■ Given exercise
Every line with the string "lightblue" should be gathered.

■ Stored data
_ _ _

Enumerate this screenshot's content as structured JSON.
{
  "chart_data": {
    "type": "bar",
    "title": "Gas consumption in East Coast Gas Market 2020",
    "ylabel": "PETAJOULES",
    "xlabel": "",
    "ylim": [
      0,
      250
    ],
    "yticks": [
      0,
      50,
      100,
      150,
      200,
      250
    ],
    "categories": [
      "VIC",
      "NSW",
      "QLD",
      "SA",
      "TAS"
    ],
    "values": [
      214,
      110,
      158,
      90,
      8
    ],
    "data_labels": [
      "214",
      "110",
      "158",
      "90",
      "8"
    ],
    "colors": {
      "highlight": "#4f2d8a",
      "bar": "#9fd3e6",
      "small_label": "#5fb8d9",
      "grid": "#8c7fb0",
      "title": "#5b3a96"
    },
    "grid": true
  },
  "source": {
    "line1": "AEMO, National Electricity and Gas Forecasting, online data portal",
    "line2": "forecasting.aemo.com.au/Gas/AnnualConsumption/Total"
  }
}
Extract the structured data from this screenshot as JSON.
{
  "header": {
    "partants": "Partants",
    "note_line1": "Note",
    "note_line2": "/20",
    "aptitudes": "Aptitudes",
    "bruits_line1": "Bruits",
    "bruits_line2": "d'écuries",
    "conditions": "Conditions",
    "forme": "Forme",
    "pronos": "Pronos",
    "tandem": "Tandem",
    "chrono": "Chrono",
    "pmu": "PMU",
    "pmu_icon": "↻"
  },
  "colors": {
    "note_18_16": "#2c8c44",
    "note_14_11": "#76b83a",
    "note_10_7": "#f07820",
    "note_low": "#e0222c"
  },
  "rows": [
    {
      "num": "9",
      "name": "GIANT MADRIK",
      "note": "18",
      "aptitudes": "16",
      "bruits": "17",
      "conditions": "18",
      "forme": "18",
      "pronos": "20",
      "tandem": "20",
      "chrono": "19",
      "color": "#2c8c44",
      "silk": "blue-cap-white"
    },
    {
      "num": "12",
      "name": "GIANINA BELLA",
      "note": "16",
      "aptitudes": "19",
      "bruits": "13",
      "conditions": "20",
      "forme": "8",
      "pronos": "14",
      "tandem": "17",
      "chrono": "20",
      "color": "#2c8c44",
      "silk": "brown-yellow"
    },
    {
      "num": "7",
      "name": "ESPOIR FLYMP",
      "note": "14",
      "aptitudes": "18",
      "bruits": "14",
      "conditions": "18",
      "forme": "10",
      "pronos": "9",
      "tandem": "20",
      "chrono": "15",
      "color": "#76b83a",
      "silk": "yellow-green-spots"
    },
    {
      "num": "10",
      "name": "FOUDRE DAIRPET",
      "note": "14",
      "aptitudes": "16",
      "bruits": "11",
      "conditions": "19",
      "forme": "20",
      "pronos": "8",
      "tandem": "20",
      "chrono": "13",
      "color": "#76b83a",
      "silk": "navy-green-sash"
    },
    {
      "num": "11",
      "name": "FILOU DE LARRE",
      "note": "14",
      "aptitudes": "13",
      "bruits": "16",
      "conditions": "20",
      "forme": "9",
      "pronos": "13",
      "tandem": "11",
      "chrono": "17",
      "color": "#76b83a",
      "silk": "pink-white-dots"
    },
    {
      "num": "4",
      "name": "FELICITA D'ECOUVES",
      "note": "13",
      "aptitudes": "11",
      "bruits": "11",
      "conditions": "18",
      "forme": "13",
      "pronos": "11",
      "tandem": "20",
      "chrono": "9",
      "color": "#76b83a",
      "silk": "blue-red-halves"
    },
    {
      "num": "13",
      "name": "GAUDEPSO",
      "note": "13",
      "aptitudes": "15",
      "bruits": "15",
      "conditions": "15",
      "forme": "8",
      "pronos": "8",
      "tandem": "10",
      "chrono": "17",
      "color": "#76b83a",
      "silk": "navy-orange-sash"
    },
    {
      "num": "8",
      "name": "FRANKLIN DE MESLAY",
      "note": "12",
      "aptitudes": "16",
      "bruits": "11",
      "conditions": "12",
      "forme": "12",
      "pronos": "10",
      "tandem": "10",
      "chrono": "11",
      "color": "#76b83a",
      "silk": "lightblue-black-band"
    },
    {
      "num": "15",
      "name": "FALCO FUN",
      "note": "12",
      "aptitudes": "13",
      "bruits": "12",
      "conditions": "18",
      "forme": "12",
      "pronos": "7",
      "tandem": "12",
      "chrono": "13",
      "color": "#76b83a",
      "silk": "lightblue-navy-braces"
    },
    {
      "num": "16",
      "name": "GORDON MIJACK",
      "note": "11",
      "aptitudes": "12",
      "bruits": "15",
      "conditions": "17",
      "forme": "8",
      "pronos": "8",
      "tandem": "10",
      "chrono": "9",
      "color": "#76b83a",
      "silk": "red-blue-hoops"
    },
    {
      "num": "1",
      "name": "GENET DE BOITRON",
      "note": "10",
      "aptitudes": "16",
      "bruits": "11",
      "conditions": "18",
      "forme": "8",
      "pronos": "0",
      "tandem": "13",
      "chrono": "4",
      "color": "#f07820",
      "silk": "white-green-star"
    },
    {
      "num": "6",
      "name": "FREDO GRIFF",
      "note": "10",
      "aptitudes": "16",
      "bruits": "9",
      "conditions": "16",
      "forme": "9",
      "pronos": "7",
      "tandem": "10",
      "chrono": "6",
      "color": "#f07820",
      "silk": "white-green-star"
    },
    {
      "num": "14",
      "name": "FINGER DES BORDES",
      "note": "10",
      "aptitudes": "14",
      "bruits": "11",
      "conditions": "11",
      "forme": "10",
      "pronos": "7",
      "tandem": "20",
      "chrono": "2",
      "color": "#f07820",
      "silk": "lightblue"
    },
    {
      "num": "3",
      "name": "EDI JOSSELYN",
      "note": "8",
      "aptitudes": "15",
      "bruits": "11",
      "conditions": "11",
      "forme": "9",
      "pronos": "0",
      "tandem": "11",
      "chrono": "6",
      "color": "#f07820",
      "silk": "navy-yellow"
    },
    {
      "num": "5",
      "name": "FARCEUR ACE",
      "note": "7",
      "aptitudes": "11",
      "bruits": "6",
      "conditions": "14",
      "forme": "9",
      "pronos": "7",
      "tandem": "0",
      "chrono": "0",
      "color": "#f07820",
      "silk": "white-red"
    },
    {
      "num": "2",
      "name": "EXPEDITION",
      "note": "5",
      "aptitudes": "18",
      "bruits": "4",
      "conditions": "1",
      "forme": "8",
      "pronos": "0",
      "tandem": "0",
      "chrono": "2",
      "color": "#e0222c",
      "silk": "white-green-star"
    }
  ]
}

_ _ _

■ Solution to this problem
      "silk": "lightblue-black-band"
      "silk": "lightblue-navy-braces"
      "silk": "lightblue"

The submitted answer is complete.